- _WORK TO COMPLETE_:
Omit every picture and output the rest of the records exactly as they are.

- _INFORMATION GIVEN_:

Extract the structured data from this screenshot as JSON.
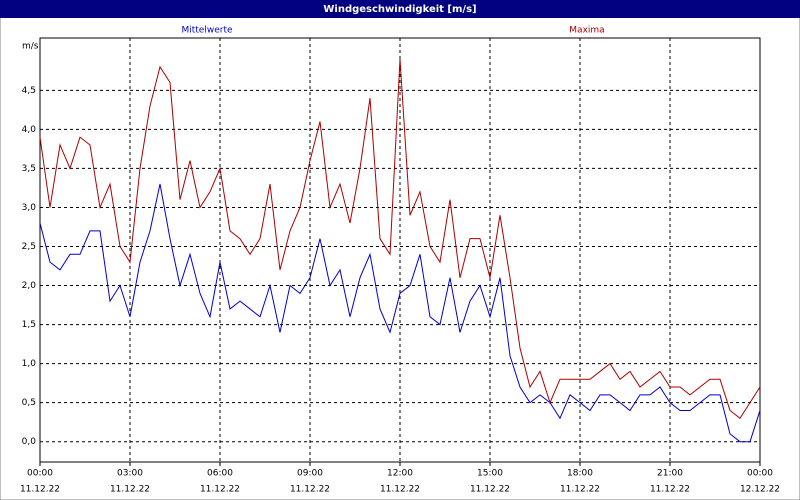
{
  "chart_data": {
    "type": "line",
    "title": "Windgeschwindigkeit [m/s]",
    "y_label": "m/s",
    "x": [
      0,
      20,
      40,
      60,
      80,
      100,
      120,
      140,
      160,
      180,
      200,
      220,
      240,
      260,
      280,
      300,
      320,
      340,
      360,
      380,
      400,
      420,
      440,
      460,
      480,
      500,
      520,
      540,
      560,
      580,
      600,
      620,
      640,
      660,
      680,
      700,
      720,
      740,
      760,
      780,
      800,
      820,
      840,
      860,
      880,
      900,
      920,
      940,
      960,
      980,
      1000,
      1020,
      1040,
      1060,
      1080,
      1100,
      1120,
      1140,
      1160,
      1180,
      1200,
      1220,
      1240,
      1260,
      1280,
      1300,
      1320,
      1340,
      1360,
      1380,
      1400,
      1420,
      1440
    ],
    "series": [
      {
        "name": "Mittelwerte",
        "color": "#0000cc",
        "values": [
          2.8,
          2.3,
          2.2,
          2.4,
          2.4,
          2.7,
          2.7,
          1.8,
          2.0,
          1.6,
          2.3,
          2.7,
          3.3,
          2.6,
          2.0,
          2.4,
          1.9,
          1.6,
          2.3,
          1.7,
          1.8,
          1.7,
          1.6,
          2.0,
          1.4,
          2.0,
          1.9,
          2.1,
          2.6,
          2.0,
          2.2,
          1.6,
          2.1,
          2.4,
          1.7,
          1.4,
          1.9,
          2.0,
          2.4,
          1.6,
          1.5,
          2.1,
          1.4,
          1.8,
          2.0,
          1.6,
          2.1,
          1.1,
          0.7,
          0.5,
          0.6,
          0.5,
          0.3,
          0.6,
          0.5,
          0.4,
          0.6,
          0.6,
          0.5,
          0.4,
          0.6,
          0.6,
          0.7,
          0.5,
          0.4,
          0.4,
          0.5,
          0.6,
          0.6,
          0.1,
          0.0,
          0.0,
          0.4
        ]
      },
      {
        "name": "Maxima",
        "color": "#aa0000",
        "values": [
          3.9,
          3.0,
          3.8,
          3.5,
          3.9,
          3.8,
          3.0,
          3.3,
          2.5,
          2.3,
          3.5,
          4.3,
          4.8,
          4.6,
          3.1,
          3.6,
          3.0,
          3.2,
          3.5,
          2.7,
          2.6,
          2.4,
          2.6,
          3.3,
          2.2,
          2.7,
          3.0,
          3.6,
          4.1,
          3.0,
          3.3,
          2.8,
          3.5,
          4.4,
          2.6,
          2.4,
          4.9,
          2.9,
          3.2,
          2.5,
          2.3,
          3.1,
          2.1,
          2.6,
          2.6,
          2.1,
          2.9,
          2.1,
          1.2,
          0.7,
          0.9,
          0.5,
          0.8,
          0.8,
          0.8,
          0.8,
          0.9,
          1.0,
          0.8,
          0.9,
          0.7,
          0.8,
          0.9,
          0.7,
          0.7,
          0.6,
          0.7,
          0.8,
          0.8,
          0.4,
          0.3,
          0.5,
          0.7
        ]
      }
    ],
    "xlim": [
      0,
      1440
    ],
    "xticks": [
      {
        "value": 0,
        "label": "00:00",
        "date": "11.12.22"
      },
      {
        "value": 180,
        "label": "03:00",
        "date": "11.12.22"
      },
      {
        "value": 360,
        "label": "06:00",
        "date": "11.12.22"
      },
      {
        "value": 540,
        "label": "09:00",
        "date": "11.12.22"
      },
      {
        "value": 720,
        "label": "12:00",
        "date": "11.12.22"
      },
      {
        "value": 900,
        "label": "15:00",
        "date": "11.12.22"
      },
      {
        "value": 1080,
        "label": "18:00",
        "date": "11.12.22"
      },
      {
        "value": 1260,
        "label": "21:00",
        "date": "11.12.22"
      },
      {
        "value": 1440,
        "label": "00:00",
        "date": "12.12.22"
      }
    ],
    "ylim": [
      -0.26,
      5.17
    ],
    "yticks": [
      {
        "value": 0,
        "label": "0,0"
      },
      {
        "value": 0.5,
        "label": "0,5"
      },
      {
        "value": 1,
        "label": "1,0"
      },
      {
        "value": 1.5,
        "label": "1,5"
      },
      {
        "value": 2,
        "label": "2,0"
      },
      {
        "value": 2.5,
        "label": "2,5"
      },
      {
        "value": 3,
        "label": "3,0"
      },
      {
        "value": 3.5,
        "label": "3,5"
      },
      {
        "value": 4,
        "label": "4,0"
      },
      {
        "value": 4.5,
        "label": "4,5"
      }
    ],
    "grid": true
  }
}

- _ANSWER FOR THIS EXERCISE_:
Extract the structured data from this screenshot as JSON.
{
  "chart_data": {
    "type": "line",
    "title": "Windgeschwindigkeit [m/s]",
    "y_label": "m/s",
    "x": [
      0,
      20,
      40,
      60,
      80,
      100,
      120,
      140,
      160,
      180,
      200,
      220,
      240,
      260,
      280,
      300,
      320,
      340,
      360,
      380,
      400,
      420,
      440,
      460,
      480,
      500,
      520,
      540,
      560,
      580,
      600,
      620,
      640,
      660,
      680,
      700,
      720,
      740,
      760,
      780,
      800,
      820,
      840,
      860,
      880,
      900,
      920,
      940,
      960,
      980,
      1000,
      1020,
      1040,
      1060,
      1080,
      1100,
      1120,
      1140,
      1160,
      1180,
      1200,
      1220,
      1240,
      1260,
      1280,
      1300,
      1320,
      1340,
      1360,
      1380,
      1400,
      1420,
      1440
    ],
    "series": [
      {
        "name": "Mittelwerte",
        "color": "#0000cc",
        "values": [
          2.8,
          2.3,
          2.2,
          2.4,
          2.4,
          2.7,
          2.7,
          1.8,
          2.0,
          1.6,
          2.3,
          2.7,
          3.3,
          2.6,
          2.0,
          2.4,
          1.9,
          1.6,
          2.3,
          1.7,
          1.8,
          1.7,
          1.6,
          2.0,
          1.4,
          2.0,
          1.9,
          2.1,
          2.6,
          2.0,
          2.2,
          1.6,
          2.1,
          2.4,
          1.7,
          1.4,
          1.9,
          2.0,
          2.4,
          1.6,
          1.5,
          2.1,
          1.4,
          1.8,
          2.0,
          1.6,
          2.1,
          1.1,
          0.7,
          0.5,
          0.6,
          0.5,
          0.3,
          0.6,
          0.5,
          0.4,
          0.6,
          0.6,
          0.5,
          0.4,
          0.6,
          0.6,
          0.7,
          0.5,
          0.4,
          0.4,
          0.5,
          0.6,
          0.6,
          0.1,
          0.0,
          0.0,
          0.4
        ]
      },
      {
        "name": "Maxima",
        "color": "#aa0000",
        "values": [
          3.9,
          3.0,
          3.8,
          3.5,
          3.9,
          3.8,
          3.0,
          3.3,
          2.5,
          2.3,
          3.5,
          4.3,
          4.8,
          4.6,
          3.1,
          3.6,
          3.0,
          3.2,
          3.5,
          2.7,
          2.6,
          2.4,
          2.6,
          3.3,
          2.2,
          2.7,
          3.0,
          3.6,
          4.1,
          3.0,
          3.3,
          2.8,
          3.5,
          4.4,
          2.6,
          2.4,
          4.9,
          2.9,
          3.2,
          2.5,
          2.3,
          3.1,
          2.1,
          2.6,
          2.6,
          2.1,
          2.9,
          2.1,
          1.2,
          0.7,
          0.9,
          0.5,
          0.8,
          0.8,
          0.8,
          0.8,
          0.9,
          1.0,
          0.8,
          0.9,
          0.7,
          0.8,
          0.9,
          0.7,
          0.7,
          0.6,
          0.7,
          0.8,
          0.8,
          0.4,
          0.3,
          0.5,
          0.7
        ]
      }
    ],
    "xlim": [
      0,
      1440
    ],
    "xticks": [
      {
        "value": 0,
        "label": "00:00",
        "date": "11.12.22"
      },
      {
        "value": 180,
        "label": "03:00",
        "date": "11.12.22"
      },
      {
        "value": 360,
        "label": "06:00",
        "date": "11.12.22"
      },
      {
        "value": 540,
        "label": "09:00",
        "date": "11.12.22"
      },
      {
        "value": 720,
        "label": "12:00",
        "date": "11.12.22"
      },
      {
        "value": 900,
        "label": "15:00",
        "date": "11.12.22"
      },
      {
        "value": 1080,
        "label": "18:00",
        "date": "11.12.22"
      },
      {
        "value": 1260,
        "label": "21:00",
        "date": "11.12.22"
      },
      {
        "value": 1440,
        "label": "00:00",
        "date": "12.12.22"
      }
    ],
    "ylim": [
      -0.26,
      5.17
    ],
    "yticks": [
      {
        "value": 0,
        "label": "0,0"
      },
      {
        "value": 0.5,
        "label": "0,5"
      },
      {
        "value": 1,
        "label": "1,0"
      },
      {
        "value": 1.5,
        "label": "1,5"
      },
      {
        "value": 2,
        "label": "2,0"
      },
      {
        "value": 2.5,
        "label": "2,5"
      },
      {
        "value": 3,
        "label": "3,0"
      },
      {
        "value": 3.5,
        "label": "3,5"
      },
      {
        "value": 4,
        "label": "4,0"
      },
      {
        "value": 4.5,
        "label": "4,5"
      }
    ],
    "grid": true
  }
}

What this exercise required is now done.